SET PROBLEM
Every line holding the string "screenshot" should be gathered.

-- START RECORDS FOR THE EXERCISE --

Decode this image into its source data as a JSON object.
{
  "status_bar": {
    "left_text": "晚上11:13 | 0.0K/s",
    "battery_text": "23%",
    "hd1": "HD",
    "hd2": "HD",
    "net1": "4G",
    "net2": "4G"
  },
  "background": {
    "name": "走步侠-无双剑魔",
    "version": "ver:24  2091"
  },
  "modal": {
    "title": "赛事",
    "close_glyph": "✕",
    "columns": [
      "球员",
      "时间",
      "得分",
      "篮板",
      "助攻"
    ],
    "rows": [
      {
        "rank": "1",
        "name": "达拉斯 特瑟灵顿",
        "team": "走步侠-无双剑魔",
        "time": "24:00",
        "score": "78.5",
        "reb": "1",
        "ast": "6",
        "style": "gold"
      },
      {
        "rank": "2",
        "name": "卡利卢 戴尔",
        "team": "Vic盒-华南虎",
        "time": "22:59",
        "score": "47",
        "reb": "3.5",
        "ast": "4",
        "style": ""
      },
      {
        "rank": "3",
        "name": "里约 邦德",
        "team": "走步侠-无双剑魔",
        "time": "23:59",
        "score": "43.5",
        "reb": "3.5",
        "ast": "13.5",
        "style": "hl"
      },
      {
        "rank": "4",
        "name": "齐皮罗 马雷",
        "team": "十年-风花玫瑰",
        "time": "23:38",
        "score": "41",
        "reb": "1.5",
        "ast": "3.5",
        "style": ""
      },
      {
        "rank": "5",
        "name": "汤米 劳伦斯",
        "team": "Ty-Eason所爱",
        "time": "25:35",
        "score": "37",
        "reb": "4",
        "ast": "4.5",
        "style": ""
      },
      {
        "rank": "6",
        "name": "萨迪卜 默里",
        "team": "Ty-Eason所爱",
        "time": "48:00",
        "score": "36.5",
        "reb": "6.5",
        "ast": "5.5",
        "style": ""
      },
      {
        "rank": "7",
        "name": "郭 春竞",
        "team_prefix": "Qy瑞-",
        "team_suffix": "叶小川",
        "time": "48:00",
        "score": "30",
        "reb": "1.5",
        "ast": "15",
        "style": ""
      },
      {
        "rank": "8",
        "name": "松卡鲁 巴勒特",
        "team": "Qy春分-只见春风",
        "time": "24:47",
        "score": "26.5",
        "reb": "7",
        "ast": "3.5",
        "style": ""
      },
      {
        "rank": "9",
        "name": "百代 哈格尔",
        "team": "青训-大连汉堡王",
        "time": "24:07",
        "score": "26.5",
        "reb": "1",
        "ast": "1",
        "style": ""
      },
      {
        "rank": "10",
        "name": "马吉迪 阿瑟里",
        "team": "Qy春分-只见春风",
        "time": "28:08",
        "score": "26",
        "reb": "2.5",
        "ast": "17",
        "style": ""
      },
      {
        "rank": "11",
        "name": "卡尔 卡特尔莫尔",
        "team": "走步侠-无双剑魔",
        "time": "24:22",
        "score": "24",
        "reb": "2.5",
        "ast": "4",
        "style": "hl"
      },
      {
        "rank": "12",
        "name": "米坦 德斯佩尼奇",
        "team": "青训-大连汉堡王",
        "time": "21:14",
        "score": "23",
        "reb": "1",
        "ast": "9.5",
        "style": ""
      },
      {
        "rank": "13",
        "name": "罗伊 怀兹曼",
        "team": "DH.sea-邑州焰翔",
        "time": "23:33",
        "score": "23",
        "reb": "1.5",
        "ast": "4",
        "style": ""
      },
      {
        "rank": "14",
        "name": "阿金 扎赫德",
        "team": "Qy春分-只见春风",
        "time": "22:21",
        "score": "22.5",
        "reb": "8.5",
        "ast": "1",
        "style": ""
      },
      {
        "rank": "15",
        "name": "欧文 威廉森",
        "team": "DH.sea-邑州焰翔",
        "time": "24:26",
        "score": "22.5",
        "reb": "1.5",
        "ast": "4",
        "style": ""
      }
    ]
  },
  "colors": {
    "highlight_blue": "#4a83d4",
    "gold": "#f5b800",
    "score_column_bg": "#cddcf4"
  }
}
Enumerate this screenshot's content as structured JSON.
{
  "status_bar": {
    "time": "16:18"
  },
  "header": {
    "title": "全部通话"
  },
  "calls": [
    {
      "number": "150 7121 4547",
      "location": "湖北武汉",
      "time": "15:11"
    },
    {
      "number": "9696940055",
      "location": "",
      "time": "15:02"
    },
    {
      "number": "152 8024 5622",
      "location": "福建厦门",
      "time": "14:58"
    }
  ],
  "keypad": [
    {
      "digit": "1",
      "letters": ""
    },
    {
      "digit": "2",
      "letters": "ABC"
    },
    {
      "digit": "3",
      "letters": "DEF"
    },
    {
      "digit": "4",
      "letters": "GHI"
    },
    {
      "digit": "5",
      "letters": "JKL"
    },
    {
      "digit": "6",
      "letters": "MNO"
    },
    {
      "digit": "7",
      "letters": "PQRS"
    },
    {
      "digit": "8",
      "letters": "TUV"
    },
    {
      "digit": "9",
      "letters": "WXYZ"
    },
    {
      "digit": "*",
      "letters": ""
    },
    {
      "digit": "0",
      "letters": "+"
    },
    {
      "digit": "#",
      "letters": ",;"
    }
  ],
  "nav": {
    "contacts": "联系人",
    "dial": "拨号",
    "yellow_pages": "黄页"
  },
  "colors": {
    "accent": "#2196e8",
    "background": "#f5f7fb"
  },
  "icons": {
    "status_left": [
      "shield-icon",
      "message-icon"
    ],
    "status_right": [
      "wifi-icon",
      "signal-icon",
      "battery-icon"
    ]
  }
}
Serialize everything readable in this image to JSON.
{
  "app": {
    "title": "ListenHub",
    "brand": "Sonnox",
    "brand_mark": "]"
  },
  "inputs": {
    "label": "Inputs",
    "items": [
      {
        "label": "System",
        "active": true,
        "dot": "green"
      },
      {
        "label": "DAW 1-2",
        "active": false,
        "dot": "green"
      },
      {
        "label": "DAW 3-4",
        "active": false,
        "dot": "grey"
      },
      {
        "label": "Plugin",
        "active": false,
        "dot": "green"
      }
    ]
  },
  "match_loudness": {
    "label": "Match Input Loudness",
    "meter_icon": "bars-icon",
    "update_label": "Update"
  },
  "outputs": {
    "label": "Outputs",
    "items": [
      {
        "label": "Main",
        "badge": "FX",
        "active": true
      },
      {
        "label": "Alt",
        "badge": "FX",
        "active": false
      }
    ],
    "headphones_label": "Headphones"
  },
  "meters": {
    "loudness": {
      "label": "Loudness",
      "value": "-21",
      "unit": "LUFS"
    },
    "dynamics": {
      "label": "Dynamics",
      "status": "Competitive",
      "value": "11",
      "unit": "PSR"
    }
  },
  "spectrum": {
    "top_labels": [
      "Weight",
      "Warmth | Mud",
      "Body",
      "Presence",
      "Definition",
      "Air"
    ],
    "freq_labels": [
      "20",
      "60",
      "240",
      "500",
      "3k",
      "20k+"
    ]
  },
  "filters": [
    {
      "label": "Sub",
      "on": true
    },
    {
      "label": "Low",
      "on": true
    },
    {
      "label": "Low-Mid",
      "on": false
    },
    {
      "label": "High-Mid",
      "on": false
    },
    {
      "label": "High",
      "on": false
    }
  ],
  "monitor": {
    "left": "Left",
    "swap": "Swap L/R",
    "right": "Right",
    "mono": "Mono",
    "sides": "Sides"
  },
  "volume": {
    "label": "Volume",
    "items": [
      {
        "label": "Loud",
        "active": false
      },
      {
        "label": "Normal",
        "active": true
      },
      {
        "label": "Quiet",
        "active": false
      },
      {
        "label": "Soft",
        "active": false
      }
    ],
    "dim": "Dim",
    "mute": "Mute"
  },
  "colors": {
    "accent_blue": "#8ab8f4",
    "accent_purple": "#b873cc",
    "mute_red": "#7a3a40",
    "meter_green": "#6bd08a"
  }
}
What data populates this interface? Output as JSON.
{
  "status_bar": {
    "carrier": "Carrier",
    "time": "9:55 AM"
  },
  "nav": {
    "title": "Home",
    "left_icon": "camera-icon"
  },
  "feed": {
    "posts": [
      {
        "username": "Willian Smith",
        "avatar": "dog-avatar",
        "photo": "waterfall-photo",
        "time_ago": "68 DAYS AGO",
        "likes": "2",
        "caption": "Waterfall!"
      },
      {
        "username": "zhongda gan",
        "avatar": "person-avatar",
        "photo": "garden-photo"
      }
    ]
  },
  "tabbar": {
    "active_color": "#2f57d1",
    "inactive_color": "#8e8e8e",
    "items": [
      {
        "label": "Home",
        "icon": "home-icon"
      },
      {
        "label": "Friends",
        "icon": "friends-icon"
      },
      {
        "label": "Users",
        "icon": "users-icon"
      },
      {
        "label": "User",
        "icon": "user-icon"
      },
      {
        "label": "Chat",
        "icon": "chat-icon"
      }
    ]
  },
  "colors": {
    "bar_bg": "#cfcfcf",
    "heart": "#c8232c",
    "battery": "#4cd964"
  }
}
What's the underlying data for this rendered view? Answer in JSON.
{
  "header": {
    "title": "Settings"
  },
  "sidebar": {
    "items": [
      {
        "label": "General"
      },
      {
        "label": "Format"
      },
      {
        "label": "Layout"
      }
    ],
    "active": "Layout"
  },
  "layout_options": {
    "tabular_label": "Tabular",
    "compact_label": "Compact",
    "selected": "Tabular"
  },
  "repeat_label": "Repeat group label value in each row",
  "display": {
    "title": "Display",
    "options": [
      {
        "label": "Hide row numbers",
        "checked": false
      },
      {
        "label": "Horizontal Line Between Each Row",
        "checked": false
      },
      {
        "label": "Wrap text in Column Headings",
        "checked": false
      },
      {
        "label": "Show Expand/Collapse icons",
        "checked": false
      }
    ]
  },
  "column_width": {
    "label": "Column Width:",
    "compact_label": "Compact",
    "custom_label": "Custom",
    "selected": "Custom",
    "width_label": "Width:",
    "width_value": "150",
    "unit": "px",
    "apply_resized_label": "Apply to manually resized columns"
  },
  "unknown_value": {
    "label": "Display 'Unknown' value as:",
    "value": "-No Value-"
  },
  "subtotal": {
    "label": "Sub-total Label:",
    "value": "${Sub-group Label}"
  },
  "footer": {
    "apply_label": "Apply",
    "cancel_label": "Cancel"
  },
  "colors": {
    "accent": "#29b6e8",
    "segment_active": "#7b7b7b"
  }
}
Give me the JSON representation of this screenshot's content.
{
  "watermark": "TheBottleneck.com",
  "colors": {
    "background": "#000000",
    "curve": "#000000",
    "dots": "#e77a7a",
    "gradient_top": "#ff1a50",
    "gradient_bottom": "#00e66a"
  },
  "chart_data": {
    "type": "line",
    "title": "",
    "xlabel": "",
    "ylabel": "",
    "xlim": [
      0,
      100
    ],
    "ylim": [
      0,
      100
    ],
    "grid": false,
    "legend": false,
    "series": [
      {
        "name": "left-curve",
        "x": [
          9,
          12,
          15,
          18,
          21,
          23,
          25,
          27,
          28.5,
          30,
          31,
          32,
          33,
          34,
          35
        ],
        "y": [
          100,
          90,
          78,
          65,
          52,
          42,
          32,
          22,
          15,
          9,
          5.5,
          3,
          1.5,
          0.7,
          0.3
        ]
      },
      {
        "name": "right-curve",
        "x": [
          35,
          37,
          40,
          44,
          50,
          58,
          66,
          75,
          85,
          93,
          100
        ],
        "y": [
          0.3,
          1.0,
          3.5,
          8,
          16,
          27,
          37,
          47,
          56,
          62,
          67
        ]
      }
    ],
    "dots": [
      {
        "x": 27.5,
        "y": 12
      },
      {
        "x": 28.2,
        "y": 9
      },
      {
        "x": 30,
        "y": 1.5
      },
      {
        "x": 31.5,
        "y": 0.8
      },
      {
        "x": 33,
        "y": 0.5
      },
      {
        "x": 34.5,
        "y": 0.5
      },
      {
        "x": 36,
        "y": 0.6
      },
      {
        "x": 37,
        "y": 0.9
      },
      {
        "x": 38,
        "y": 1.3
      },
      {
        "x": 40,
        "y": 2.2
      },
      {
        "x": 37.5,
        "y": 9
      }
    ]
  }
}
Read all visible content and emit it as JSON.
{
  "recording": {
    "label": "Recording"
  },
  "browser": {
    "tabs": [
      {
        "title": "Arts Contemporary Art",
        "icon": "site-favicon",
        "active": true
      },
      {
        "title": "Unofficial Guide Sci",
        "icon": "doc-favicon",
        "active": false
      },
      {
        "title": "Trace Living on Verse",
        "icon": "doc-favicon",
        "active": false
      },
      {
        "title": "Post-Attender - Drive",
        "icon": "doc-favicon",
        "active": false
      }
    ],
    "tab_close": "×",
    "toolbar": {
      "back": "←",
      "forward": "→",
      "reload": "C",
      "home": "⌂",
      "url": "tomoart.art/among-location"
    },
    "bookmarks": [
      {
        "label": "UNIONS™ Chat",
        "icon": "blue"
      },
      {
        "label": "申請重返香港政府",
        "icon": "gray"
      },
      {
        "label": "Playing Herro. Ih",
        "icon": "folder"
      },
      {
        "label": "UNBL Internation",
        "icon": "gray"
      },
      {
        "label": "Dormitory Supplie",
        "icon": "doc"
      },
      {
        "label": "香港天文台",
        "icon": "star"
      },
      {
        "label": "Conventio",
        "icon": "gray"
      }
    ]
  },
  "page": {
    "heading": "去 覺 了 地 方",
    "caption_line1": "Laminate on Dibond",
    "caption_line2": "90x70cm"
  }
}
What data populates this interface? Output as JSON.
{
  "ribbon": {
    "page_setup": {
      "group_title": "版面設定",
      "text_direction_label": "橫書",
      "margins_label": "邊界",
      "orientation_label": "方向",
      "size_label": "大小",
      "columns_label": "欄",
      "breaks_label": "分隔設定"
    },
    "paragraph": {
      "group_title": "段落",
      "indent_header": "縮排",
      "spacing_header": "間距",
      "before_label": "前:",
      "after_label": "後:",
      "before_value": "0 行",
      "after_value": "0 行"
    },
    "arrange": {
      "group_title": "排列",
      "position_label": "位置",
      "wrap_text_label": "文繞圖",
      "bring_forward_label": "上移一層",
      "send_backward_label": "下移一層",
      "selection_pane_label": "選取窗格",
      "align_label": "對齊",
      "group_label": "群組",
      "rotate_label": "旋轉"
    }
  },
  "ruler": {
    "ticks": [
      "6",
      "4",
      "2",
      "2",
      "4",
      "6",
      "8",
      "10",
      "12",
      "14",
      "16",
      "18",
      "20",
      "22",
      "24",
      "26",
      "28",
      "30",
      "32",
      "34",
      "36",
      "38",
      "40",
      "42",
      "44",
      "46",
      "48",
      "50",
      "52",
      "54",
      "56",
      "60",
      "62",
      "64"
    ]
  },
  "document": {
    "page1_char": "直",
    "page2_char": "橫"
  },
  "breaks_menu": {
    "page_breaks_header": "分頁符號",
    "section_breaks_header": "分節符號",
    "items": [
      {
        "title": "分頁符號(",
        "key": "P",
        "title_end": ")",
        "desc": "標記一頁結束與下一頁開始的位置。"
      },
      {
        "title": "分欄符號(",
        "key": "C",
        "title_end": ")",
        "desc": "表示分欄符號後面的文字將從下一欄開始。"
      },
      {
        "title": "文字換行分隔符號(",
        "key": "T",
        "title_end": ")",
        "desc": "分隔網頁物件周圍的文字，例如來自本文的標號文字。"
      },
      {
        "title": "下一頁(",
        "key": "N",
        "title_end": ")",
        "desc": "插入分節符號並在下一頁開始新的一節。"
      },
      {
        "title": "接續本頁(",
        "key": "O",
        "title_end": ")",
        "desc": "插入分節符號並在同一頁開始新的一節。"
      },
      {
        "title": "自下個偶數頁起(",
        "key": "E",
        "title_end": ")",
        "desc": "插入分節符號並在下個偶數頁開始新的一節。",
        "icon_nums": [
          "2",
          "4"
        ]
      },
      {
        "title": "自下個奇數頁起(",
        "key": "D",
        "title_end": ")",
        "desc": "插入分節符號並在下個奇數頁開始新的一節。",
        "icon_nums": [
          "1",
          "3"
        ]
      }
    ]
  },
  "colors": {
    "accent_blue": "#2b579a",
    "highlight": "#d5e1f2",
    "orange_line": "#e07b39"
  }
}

-- END RECORDS FOR THE EXERCISE --

EXERCISE RESPONSE
Enumerate this screenshot's content as structured JSON.
Give me the JSON representation of this screenshot's content.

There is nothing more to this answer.